## DATA EXTRACT
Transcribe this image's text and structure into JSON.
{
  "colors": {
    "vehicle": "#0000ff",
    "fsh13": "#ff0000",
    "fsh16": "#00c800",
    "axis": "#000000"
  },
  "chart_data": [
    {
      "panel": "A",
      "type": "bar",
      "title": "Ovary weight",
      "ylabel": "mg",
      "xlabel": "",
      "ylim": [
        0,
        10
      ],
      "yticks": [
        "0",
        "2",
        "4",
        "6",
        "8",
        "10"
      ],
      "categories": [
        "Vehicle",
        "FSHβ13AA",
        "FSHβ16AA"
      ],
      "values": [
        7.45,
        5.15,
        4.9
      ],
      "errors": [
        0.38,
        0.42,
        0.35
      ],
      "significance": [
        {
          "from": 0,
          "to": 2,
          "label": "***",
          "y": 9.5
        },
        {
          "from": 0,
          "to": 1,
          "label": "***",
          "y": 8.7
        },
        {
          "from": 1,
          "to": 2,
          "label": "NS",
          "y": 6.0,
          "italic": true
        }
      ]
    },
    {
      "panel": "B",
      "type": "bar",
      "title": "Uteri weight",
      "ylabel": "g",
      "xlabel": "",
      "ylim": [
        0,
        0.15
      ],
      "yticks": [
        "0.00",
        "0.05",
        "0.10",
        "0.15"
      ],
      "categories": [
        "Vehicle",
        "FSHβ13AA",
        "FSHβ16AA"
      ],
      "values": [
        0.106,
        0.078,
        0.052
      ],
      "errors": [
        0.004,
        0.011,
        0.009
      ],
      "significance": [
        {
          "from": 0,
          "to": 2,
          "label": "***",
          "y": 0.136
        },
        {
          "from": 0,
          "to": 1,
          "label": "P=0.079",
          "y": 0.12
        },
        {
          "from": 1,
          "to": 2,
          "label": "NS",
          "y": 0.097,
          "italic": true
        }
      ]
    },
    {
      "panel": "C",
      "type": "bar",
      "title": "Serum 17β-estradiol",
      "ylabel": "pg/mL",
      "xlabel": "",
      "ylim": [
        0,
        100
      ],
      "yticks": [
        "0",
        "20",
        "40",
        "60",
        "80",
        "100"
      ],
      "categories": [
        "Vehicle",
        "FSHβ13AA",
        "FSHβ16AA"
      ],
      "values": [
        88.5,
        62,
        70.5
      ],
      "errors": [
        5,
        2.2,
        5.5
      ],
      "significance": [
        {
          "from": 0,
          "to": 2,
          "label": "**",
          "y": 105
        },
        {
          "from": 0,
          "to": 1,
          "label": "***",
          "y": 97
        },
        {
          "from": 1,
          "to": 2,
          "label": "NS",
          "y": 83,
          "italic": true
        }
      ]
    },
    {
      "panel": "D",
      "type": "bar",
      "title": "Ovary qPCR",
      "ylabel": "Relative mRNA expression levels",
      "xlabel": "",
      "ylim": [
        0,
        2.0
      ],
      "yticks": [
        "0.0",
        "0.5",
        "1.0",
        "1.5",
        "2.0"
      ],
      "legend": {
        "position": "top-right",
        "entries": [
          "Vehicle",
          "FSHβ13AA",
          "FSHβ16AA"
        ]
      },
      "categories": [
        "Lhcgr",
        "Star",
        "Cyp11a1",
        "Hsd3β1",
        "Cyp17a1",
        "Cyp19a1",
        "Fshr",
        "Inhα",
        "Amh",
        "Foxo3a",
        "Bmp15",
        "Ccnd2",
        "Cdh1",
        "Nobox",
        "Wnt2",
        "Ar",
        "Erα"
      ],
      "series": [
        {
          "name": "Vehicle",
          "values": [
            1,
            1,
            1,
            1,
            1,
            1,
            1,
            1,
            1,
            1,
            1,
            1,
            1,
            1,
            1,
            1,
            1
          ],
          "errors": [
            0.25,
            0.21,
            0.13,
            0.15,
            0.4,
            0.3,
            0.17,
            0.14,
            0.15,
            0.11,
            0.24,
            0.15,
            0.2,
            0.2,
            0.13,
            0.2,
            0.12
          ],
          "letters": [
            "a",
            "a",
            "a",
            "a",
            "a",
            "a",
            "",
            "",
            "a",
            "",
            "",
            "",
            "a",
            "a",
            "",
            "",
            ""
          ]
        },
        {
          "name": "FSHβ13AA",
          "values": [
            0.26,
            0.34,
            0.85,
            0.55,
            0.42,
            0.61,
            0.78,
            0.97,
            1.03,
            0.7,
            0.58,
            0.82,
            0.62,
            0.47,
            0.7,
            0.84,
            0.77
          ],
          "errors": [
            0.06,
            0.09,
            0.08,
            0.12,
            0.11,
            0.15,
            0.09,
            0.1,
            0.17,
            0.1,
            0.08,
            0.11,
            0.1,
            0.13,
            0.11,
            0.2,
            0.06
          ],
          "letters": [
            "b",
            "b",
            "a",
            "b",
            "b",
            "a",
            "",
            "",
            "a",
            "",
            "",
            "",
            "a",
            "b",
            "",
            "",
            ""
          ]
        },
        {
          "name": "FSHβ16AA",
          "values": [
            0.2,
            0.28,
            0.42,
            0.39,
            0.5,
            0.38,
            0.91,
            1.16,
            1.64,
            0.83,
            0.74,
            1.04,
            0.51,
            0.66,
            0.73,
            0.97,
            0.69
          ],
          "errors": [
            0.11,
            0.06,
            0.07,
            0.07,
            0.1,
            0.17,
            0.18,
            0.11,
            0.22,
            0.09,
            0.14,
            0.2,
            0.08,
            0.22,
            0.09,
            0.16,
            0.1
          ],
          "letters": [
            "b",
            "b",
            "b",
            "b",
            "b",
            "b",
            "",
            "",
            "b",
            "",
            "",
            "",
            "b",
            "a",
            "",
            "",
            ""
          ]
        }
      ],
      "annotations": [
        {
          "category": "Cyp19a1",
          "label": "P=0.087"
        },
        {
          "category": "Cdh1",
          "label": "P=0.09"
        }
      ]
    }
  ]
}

## INSTRUCTIONS TO FOLLOW
Repeat each of the entries above precisely as given.

## EXPECTED ANSWER
Transcribe this image's text and structure into JSON.
{
  "colors": {
    "vehicle": "#0000ff",
    "fsh13": "#ff0000",
    "fsh16": "#00c800",
    "axis": "#000000"
  },
  "chart_data": [
    {
      "panel": "A",
      "type": "bar",
      "title": "Ovary weight",
      "ylabel": "mg",
      "xlabel": "",
      "ylim": [
        0,
        10
      ],
      "yticks": [
        "0",
        "2",
        "4",
        "6",
        "8",
        "10"
      ],
      "categories": [
        "Vehicle",
        "FSHβ13AA",
        "FSHβ16AA"
      ],
      "values": [
        7.45,
        5.15,
        4.9
      ],
      "errors": [
        0.38,
        0.42,
        0.35
      ],
      "significance": [
        {
          "from": 0,
          "to": 2,
          "label": "***",
          "y": 9.5
        },
        {
          "from": 0,
          "to": 1,
          "label": "***",
          "y": 8.7
        },
        {
          "from": 1,
          "to": 2,
          "label": "NS",
          "y": 6.0,
          "italic": true
        }
      ]
    },
    {
      "panel": "B",
      "type": "bar",
      "title": "Uteri weight",
      "ylabel": "g",
      "xlabel": "",
      "ylim": [
        0,
        0.15
      ],
      "yticks": [
        "0.00",
        "0.05",
        "0.10",
        "0.15"
      ],
      "categories": [
        "Vehicle",
        "FSHβ13AA",
        "FSHβ16AA"
      ],
      "values": [
        0.106,
        0.078,
        0.052
      ],
      "errors": [
        0.004,
        0.011,
        0.009
      ],
      "significance": [
        {
          "from": 0,
          "to": 2,
          "label": "***",
          "y": 0.136
        },
        {
          "from": 0,
          "to": 1,
          "label": "P=0.079",
          "y": 0.12
        },
        {
          "from": 1,
          "to": 2,
          "label": "NS",
          "y": 0.097,
          "italic": true
        }
      ]
    },
    {
      "panel": "C",
      "type": "bar",
      "title": "Serum 17β-estradiol",
      "ylabel": "pg/mL",
      "xlabel": "",
      "ylim": [
        0,
        100
      ],
      "yticks": [
        "0",
        "20",
        "40",
        "60",
        "80",
        "100"
      ],
      "categories": [
        "Vehicle",
        "FSHβ13AA",
        "FSHβ16AA"
      ],
      "values": [
        88.5,
        62,
        70.5
      ],
      "errors": [
        5,
        2.2,
        5.5
      ],
      "significance": [
        {
          "from": 0,
          "to": 2,
          "label": "**",
          "y": 105
        },
        {
          "from": 0,
          "to": 1,
          "label": "***",
          "y": 97
        },
        {
          "from": 1,
          "to": 2,
          "label": "NS",
          "y": 83,
          "italic": true
        }
      ]
    },
    {
      "panel": "D",
      "type": "bar",
      "title": "Ovary qPCR",
      "ylabel": "Relative mRNA expression levels",
      "xlabel": "",
      "ylim": [
        0,
        2.0
      ],
      "yticks": [
        "0.0",
        "0.5",
        "1.0",
        "1.5",
        "2.0"
      ],
      "legend": {
        "position": "top-right",
        "entries": [
          "Vehicle",
          "FSHβ13AA",
          "FSHβ16AA"
        ]
      },
      "categories": [
        "Lhcgr",
        "Star",
        "Cyp11a1",
        "Hsd3β1",
        "Cyp17a1",
        "Cyp19a1",
        "Fshr",
        "Inhα",
        "Amh",
        "Foxo3a",
        "Bmp15",
        "Ccnd2",
        "Cdh1",
        "Nobox",
        "Wnt2",
        "Ar",
        "Erα"
      ],
      "series": [
        {
          "name": "Vehicle",
          "values": [
            1,
            1,
            1,
            1,
            1,
            1,
            1,
            1,
            1,
            1,
            1,
            1,
            1,
            1,
            1,
            1,
            1
          ],
          "errors": [
            0.25,
            0.21,
            0.13,
            0.15,
            0.4,
            0.3,
            0.17,
            0.14,
            0.15,
            0.11,
            0.24,
            0.15,
            0.2,
            0.2,
            0.13,
            0.2,
            0.12
          ],
          "letters": [
            "a",
            "a",
            "a",
            "a",
            "a",
            "a",
            "",
            "",
            "a",
            "",
            "",
            "",
            "a",
            "a",
            "",
            "",
            ""
          ]
        },
        {
          "name": "FSHβ13AA",
          "values": [
            0.26,
            0.34,
            0.85,
            0.55,
            0.42,
            0.61,
            0.78,
            0.97,
            1.03,
            0.7,
            0.58,
            0.82,
            0.62,
            0.47,
            0.7,
            0.84,
            0.77
          ],
          "errors": [
            0.06,
            0.09,
            0.08,
            0.12,
            0.11,
            0.15,
            0.09,
            0.1,
            0.17,
            0.1,
            0.08,
            0.11,
            0.1,
            0.13,
            0.11,
            0.2,
            0.06
          ],
          "letters": [
            "b",
            "b",
            "a",
            "b",
            "b",
            "a",
            "",
            "",
            "a",
            "",
            "",
            "",
            "a",
            "b",
            "",
            "",
            ""
          ]
        },
        {
          "name": "FSHβ16AA",
          "values": [
            0.2,
            0.28,
            0.42,
            0.39,
            0.5,
            0.38,
            0.91,
            1.16,
            1.64,
            0.83,
            0.74,
            1.04,
            0.51,
            0.66,
            0.73,
            0.97,
            0.69
          ],
          "errors": [
            0.11,
            0.06,
            0.07,
            0.07,
            0.1,
            0.17,
            0.18,
            0.11,
            0.22,
            0.09,
            0.14,
            0.2,
            0.08,
            0.22,
            0.09,
            0.16,
            0.1
          ],
          "letters": [
            "b",
            "b",
            "b",
            "b",
            "b",
            "b",
            "",
            "",
            "b",
            "",
            "",
            "",
            "b",
            "a",
            "",
            "",
            ""
          ]
        }
      ],
      "annotations": [
        {
          "category": "Cyp19a1",
          "label": "P=0.087"
        },
        {
          "category": "Cdh1",
          "label": "P=0.09"
        }
      ]
    }
  ]
}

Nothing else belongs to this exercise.